→ EXERCISE: Reproduce each line bearing the word "Council".

→ Records excerpted from a collection:
+ + +

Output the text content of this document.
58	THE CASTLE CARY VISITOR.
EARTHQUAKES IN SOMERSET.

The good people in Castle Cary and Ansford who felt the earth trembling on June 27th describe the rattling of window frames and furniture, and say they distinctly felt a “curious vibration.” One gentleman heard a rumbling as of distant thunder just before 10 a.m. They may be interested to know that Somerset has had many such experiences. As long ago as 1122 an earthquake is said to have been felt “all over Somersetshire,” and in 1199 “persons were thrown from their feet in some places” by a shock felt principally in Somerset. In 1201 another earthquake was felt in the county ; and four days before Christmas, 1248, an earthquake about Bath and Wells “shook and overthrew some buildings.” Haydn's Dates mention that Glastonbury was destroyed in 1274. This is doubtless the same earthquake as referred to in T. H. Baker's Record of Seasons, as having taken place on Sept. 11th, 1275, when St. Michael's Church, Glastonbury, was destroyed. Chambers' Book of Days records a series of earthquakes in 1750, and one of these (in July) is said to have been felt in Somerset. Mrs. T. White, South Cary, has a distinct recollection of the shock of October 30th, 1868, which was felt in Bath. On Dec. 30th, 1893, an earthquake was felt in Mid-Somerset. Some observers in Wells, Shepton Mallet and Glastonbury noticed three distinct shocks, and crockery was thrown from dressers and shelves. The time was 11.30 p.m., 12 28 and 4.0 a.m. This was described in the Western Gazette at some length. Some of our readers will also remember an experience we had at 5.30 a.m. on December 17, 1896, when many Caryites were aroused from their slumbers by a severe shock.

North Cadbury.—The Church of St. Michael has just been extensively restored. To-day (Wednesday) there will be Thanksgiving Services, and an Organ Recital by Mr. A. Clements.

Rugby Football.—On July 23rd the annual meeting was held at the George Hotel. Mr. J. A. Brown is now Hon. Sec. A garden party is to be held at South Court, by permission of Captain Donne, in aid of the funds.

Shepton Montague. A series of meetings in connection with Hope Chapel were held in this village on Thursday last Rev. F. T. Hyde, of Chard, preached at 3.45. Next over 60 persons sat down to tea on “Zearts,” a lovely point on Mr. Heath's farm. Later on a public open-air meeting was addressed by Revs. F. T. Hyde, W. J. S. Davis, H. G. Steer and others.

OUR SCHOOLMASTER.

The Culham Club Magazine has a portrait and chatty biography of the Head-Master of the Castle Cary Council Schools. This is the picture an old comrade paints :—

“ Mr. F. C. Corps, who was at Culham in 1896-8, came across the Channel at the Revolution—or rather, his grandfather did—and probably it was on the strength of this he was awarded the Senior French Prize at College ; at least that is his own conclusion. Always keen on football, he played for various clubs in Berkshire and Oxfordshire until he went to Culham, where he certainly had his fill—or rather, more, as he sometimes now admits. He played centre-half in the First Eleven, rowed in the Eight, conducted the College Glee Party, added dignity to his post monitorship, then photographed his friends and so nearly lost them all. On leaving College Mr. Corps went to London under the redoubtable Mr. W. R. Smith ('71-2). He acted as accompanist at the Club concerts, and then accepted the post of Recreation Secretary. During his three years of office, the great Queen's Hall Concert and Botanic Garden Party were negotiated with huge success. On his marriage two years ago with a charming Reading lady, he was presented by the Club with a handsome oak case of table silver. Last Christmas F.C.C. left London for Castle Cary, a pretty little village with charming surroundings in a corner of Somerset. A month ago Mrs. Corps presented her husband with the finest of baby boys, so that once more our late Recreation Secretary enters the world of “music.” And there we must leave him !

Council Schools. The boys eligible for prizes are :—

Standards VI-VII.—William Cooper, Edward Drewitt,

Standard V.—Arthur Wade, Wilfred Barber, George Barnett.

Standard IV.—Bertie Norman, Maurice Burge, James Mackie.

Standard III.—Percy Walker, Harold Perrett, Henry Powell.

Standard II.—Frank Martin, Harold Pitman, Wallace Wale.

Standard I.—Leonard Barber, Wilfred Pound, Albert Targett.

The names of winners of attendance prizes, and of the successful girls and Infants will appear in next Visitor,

+ + +

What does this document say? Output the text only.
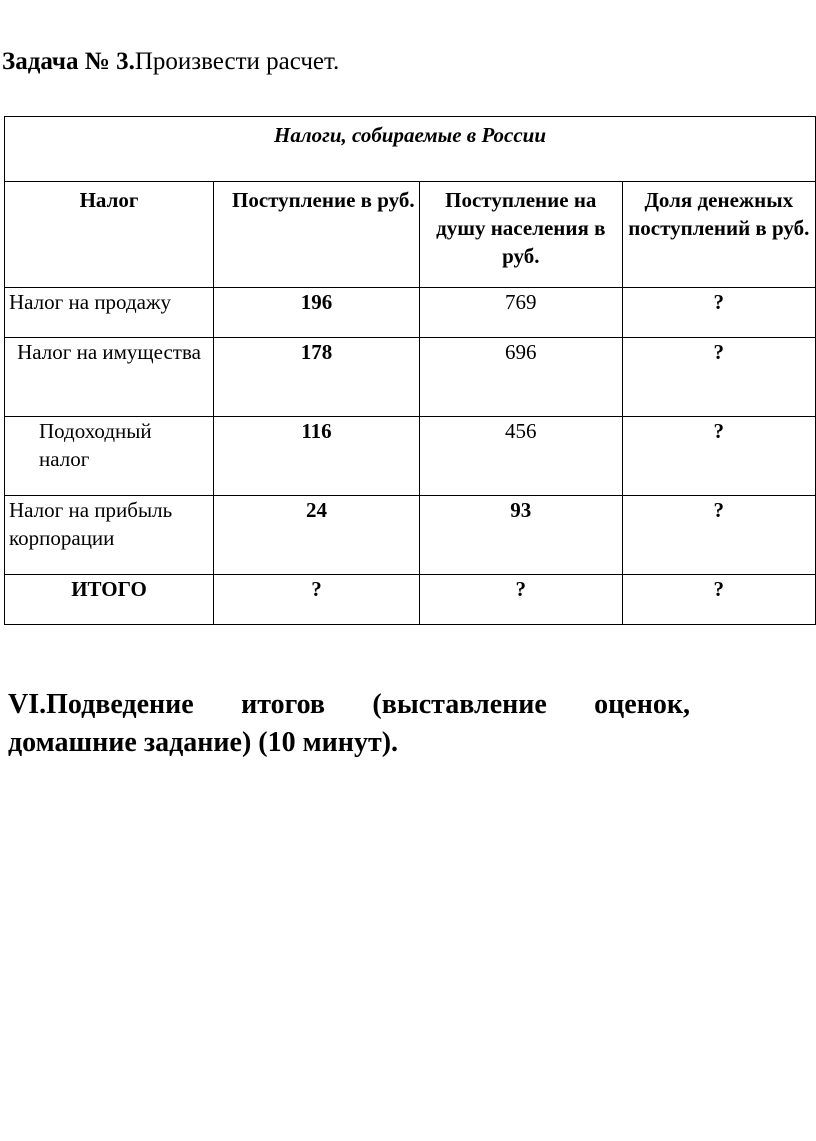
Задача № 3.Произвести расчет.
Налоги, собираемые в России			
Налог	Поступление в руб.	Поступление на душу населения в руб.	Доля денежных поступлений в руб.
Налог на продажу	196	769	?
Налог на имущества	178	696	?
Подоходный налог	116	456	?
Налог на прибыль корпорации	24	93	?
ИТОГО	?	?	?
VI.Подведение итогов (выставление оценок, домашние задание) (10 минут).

+ + +

→ FULL SOLUTION:
The Culham Club Magazine has a portrait and chatty biography of the Head-Master of the Castle Cary Council Schools. This is the picture an old comrade paints :—
Council Schools. The boys eligible for prizes are :—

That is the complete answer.